— BEGIN Input for this task —

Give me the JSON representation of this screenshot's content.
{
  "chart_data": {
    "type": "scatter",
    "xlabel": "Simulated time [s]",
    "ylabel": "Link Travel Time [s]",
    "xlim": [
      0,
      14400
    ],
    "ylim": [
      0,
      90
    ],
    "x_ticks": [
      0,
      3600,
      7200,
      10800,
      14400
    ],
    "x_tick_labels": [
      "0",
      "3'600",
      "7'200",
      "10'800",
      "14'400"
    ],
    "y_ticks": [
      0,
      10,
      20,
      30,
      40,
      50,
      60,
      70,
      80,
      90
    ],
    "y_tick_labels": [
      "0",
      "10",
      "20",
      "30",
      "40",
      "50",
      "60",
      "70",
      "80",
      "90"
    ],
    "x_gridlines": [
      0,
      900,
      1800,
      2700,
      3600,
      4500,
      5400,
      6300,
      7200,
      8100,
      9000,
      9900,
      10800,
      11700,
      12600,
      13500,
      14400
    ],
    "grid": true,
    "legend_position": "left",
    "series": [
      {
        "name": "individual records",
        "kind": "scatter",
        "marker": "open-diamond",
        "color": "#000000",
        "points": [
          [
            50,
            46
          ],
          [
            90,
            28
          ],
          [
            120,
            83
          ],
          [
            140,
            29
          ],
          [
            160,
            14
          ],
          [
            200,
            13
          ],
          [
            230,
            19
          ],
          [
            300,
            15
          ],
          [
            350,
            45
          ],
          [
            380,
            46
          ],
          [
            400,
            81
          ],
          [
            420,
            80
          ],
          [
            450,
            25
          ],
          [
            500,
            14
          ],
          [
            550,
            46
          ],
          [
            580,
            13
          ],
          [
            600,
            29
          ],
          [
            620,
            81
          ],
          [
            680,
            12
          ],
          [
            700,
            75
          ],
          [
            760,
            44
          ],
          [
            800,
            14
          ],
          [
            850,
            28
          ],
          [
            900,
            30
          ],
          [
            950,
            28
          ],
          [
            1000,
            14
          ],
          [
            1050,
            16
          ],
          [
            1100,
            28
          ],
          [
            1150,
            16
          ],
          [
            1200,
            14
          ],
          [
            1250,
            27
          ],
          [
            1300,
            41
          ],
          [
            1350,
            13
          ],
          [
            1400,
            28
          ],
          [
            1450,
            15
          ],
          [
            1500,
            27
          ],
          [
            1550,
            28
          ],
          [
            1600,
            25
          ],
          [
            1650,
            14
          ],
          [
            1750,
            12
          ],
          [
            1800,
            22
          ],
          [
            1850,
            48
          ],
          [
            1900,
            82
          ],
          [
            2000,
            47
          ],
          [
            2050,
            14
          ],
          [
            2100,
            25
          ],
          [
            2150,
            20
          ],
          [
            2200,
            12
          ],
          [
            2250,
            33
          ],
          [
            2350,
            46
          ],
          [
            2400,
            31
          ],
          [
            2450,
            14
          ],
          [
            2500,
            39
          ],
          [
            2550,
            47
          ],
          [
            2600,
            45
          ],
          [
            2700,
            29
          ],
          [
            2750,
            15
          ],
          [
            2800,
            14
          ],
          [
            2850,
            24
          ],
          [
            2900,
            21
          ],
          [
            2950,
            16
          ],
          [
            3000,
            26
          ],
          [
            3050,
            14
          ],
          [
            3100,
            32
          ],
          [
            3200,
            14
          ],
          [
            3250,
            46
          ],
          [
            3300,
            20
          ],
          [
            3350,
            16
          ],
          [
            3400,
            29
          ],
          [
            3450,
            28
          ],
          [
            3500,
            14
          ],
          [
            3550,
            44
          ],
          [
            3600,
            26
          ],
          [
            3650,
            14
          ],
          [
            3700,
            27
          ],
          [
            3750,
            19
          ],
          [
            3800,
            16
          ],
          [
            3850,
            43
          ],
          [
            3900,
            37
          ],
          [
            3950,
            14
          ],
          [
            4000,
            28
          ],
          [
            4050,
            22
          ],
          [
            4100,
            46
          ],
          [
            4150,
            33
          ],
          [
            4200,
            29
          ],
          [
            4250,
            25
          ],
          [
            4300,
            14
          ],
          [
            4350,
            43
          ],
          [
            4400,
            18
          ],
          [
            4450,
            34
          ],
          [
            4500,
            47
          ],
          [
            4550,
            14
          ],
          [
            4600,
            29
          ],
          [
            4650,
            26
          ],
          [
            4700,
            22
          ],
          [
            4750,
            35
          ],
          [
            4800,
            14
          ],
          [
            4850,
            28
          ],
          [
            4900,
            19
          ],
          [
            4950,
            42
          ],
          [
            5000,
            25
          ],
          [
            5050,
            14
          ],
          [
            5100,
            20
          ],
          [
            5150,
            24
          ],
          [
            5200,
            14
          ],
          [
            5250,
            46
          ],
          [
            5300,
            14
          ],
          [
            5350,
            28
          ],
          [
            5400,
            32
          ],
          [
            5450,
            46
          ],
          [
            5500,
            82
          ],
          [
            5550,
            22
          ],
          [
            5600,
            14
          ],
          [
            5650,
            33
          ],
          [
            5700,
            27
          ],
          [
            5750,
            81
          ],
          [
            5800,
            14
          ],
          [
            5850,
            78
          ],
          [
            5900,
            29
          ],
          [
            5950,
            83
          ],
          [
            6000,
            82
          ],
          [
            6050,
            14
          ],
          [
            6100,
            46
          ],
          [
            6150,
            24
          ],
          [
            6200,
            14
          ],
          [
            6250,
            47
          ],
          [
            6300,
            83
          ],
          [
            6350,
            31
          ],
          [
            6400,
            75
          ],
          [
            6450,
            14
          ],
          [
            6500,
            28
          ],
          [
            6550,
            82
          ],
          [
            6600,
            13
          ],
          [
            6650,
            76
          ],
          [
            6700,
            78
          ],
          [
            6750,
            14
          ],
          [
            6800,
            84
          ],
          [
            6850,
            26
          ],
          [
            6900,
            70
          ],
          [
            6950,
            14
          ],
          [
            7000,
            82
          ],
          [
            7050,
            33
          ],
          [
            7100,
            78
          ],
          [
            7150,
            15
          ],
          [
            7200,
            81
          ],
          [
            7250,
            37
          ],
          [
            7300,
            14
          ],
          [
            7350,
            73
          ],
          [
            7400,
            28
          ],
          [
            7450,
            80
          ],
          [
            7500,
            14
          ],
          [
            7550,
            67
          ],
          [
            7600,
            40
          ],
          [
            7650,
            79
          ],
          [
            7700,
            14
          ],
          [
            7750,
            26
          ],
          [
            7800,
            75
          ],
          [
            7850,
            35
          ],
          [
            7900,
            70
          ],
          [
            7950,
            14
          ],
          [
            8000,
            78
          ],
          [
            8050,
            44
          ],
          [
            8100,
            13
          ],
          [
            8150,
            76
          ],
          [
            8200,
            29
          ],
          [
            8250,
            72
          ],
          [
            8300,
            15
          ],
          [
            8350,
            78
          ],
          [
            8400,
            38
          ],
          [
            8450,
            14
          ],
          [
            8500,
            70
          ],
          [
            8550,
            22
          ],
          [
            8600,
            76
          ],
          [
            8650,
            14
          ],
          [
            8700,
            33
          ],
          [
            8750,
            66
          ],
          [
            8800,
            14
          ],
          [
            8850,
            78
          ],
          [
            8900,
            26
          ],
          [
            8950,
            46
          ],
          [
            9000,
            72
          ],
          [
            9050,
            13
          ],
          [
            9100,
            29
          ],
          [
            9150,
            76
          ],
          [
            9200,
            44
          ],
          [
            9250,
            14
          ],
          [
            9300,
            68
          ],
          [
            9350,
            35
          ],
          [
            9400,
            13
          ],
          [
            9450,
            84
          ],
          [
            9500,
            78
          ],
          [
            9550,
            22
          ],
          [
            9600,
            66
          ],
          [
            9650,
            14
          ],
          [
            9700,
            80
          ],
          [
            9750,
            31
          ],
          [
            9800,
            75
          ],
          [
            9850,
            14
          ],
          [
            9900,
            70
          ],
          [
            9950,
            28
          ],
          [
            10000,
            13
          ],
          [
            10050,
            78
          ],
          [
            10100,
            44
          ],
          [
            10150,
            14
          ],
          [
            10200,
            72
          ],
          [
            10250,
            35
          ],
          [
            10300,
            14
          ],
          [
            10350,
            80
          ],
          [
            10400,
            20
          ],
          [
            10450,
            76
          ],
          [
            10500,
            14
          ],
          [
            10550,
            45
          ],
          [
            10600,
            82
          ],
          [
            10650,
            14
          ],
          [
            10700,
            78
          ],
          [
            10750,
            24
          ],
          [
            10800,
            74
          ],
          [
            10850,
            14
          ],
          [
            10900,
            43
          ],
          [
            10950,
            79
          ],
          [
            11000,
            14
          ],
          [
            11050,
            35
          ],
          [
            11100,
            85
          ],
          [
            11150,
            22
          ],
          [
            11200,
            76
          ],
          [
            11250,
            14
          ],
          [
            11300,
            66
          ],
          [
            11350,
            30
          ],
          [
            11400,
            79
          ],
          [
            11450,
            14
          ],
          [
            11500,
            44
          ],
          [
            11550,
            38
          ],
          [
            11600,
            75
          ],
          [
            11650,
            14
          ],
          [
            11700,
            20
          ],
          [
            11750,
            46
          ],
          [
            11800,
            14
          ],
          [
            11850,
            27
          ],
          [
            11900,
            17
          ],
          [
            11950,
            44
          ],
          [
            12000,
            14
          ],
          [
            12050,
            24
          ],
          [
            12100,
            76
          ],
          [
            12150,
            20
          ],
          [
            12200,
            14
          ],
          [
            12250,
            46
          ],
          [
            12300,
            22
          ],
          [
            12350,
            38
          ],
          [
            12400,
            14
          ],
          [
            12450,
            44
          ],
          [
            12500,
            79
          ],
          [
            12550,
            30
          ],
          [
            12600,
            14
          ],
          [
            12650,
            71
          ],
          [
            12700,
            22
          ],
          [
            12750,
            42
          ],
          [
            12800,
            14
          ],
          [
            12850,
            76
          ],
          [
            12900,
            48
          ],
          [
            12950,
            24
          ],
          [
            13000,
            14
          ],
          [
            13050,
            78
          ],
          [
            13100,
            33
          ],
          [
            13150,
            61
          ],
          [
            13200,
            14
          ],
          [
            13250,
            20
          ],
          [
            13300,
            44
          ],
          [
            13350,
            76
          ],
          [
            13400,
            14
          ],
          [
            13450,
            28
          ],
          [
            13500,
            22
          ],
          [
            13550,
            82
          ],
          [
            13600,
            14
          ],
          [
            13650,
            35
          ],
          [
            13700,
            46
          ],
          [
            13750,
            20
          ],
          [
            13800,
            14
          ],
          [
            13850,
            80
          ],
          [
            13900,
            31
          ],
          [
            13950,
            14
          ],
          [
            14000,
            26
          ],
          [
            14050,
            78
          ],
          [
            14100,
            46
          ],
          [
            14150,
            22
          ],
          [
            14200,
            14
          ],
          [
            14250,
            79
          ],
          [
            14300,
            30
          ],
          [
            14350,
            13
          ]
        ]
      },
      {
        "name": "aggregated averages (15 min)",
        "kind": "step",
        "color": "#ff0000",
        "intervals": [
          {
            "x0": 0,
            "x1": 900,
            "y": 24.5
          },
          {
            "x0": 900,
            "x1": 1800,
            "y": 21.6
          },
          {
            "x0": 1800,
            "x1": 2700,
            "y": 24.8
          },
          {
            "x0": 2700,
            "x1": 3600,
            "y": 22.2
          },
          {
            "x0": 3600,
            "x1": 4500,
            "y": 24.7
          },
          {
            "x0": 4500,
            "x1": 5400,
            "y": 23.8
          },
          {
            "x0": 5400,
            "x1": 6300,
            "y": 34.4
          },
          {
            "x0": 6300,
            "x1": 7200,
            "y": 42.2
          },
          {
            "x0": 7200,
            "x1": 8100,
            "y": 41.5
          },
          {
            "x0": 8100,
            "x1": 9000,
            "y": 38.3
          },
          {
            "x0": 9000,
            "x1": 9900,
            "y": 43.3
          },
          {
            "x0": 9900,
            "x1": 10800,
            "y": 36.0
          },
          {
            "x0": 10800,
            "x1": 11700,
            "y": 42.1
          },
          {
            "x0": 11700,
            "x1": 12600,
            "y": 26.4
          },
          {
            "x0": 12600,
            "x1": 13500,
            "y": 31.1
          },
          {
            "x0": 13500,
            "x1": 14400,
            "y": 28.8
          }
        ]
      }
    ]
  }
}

— END Input for this task —

(The request): Make a copy of each line that contains the string "name".

(Finished exercise):
        "name": "individual records",
        "name": "aggregated averages (15 min)",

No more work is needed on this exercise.